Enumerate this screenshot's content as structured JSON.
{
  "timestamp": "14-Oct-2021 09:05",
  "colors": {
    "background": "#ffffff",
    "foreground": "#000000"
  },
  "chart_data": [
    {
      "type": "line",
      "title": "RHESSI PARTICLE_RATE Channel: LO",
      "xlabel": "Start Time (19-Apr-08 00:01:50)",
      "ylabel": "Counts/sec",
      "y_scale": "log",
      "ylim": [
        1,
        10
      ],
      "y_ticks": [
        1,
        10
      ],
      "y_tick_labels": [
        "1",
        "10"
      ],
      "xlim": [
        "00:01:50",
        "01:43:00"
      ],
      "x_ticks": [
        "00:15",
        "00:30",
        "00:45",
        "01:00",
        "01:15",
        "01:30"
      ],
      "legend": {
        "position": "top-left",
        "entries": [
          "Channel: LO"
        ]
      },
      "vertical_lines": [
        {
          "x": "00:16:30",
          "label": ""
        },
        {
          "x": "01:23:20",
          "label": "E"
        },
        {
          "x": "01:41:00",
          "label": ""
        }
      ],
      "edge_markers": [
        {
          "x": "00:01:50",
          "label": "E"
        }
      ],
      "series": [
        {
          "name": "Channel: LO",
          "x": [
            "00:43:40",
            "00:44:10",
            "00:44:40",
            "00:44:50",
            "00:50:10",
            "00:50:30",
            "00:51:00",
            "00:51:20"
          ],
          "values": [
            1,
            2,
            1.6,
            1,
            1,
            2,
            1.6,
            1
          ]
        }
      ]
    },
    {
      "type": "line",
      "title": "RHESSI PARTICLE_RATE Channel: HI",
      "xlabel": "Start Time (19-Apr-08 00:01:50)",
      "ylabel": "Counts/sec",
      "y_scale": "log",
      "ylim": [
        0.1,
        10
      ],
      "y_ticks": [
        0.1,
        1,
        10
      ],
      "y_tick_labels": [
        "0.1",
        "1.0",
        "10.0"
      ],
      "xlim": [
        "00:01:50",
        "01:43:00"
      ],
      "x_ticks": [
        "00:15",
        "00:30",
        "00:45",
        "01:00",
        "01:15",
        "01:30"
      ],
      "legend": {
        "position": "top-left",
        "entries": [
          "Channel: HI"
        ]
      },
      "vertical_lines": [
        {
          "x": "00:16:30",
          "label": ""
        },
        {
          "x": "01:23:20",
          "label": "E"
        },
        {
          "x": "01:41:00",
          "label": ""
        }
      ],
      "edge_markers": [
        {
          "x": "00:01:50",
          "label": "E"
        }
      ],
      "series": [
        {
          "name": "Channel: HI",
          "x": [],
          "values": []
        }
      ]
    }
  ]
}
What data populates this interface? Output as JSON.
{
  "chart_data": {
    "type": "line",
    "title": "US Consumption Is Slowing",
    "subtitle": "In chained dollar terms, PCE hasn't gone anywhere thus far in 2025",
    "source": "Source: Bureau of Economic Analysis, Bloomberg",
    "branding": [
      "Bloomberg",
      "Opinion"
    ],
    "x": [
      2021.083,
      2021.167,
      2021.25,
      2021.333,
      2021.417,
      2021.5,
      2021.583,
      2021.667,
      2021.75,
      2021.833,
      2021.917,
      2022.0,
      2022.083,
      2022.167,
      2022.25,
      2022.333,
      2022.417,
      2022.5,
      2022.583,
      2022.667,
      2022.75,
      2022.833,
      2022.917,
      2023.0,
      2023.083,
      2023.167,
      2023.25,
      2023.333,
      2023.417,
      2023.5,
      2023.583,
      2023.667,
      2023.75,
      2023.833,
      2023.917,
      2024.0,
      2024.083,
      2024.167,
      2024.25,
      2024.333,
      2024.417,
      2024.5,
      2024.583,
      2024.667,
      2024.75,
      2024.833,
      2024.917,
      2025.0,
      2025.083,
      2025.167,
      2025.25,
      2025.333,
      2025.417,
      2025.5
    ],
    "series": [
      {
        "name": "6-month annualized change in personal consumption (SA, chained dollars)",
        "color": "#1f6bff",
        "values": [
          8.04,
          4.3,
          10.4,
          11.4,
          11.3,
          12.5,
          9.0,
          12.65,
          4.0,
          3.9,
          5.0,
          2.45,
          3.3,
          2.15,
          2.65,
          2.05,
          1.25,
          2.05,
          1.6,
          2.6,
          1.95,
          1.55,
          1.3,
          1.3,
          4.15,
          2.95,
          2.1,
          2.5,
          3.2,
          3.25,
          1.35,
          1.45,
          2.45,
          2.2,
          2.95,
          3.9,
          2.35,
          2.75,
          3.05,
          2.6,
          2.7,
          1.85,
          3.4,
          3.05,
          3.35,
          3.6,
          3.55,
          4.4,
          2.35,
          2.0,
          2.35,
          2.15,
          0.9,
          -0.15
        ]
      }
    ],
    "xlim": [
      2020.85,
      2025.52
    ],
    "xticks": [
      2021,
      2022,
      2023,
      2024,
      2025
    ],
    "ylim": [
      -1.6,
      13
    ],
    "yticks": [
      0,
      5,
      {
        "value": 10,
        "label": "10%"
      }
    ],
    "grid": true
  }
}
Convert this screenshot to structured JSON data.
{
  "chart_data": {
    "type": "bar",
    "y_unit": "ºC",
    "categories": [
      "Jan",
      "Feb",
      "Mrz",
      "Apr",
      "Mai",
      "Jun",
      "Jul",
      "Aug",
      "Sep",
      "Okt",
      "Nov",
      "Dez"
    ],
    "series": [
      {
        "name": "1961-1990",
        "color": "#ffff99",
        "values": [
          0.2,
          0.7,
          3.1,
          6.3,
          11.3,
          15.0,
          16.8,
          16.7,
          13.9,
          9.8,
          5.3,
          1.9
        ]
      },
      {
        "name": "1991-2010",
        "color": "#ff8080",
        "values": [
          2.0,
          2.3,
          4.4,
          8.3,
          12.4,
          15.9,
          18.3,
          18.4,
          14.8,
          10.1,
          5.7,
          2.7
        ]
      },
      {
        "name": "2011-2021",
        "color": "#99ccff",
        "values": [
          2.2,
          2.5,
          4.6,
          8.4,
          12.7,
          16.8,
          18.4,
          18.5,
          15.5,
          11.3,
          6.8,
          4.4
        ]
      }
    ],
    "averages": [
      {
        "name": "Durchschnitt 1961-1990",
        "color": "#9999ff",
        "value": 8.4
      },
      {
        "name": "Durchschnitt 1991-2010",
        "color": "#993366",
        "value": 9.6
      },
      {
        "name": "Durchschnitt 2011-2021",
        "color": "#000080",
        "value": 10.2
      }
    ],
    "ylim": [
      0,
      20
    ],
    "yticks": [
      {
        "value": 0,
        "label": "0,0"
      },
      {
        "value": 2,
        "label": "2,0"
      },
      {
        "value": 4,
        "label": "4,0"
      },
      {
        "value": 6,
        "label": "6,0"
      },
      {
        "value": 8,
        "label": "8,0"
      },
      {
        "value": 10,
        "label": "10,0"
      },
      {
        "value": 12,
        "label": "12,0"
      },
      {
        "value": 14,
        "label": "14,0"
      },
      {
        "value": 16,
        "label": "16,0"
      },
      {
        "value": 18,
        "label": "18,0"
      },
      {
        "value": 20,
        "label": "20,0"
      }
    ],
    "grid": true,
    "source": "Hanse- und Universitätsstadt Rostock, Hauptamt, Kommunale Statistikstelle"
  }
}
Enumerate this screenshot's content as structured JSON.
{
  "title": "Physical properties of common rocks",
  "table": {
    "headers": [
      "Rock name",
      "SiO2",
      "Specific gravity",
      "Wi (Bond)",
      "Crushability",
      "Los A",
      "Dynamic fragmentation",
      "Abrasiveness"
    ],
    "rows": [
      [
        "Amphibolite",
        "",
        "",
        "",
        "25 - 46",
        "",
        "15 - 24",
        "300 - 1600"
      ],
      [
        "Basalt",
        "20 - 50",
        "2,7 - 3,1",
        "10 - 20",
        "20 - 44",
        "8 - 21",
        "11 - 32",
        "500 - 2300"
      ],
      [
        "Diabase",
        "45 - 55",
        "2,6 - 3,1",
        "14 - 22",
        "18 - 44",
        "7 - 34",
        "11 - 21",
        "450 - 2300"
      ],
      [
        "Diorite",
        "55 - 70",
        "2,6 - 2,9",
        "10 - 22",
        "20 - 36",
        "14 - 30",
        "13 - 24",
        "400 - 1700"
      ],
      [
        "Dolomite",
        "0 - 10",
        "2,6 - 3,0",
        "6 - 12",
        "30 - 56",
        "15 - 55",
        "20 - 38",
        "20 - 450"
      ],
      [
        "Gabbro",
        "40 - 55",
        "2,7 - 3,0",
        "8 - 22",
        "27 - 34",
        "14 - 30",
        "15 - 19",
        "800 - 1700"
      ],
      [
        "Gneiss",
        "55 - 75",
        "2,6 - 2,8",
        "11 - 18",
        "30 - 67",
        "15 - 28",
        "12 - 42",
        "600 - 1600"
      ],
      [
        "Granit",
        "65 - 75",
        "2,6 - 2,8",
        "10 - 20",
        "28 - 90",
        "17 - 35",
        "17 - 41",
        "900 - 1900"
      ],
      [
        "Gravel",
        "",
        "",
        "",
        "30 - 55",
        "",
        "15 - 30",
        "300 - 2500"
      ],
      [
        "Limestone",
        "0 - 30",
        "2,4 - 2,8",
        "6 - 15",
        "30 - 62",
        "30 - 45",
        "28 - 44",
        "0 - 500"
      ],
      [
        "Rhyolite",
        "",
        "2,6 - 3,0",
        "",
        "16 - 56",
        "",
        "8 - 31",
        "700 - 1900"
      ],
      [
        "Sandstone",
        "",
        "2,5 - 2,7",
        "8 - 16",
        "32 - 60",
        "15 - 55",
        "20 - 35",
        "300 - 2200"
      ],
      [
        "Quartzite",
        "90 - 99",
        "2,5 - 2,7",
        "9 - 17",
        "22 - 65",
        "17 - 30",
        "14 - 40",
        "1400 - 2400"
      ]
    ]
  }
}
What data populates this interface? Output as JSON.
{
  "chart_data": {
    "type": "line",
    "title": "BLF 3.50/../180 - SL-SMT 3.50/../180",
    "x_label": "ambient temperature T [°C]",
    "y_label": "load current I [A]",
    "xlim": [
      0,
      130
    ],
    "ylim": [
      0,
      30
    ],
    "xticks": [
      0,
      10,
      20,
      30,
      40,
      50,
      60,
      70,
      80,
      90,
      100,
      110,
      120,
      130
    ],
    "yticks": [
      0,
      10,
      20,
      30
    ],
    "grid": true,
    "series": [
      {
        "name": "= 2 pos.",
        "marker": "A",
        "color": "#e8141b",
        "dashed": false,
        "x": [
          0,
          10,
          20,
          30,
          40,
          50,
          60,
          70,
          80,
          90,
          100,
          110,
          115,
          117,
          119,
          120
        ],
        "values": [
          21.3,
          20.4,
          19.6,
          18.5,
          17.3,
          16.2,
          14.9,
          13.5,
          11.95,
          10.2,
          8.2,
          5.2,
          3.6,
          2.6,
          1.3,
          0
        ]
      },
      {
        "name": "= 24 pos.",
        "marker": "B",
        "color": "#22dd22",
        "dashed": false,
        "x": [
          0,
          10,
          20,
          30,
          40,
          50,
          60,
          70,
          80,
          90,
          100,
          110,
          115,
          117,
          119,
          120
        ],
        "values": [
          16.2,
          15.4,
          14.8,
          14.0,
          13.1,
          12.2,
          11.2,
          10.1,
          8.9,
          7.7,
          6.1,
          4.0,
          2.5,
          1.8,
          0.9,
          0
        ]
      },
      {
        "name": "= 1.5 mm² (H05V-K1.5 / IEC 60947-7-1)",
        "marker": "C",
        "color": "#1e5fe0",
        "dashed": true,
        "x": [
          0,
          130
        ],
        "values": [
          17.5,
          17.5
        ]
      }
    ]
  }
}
....
■ WORK TO COMPLETE: Take every line above carrying "source" and return it.

■ ANSWER FOR THE TASK:
    "source": "Source: Bureau of Economic Analysis, Bloomberg",
    "source": "Hanse- und Universitätsstadt Rostock, Hauptamt, Kommunale Statistikstelle"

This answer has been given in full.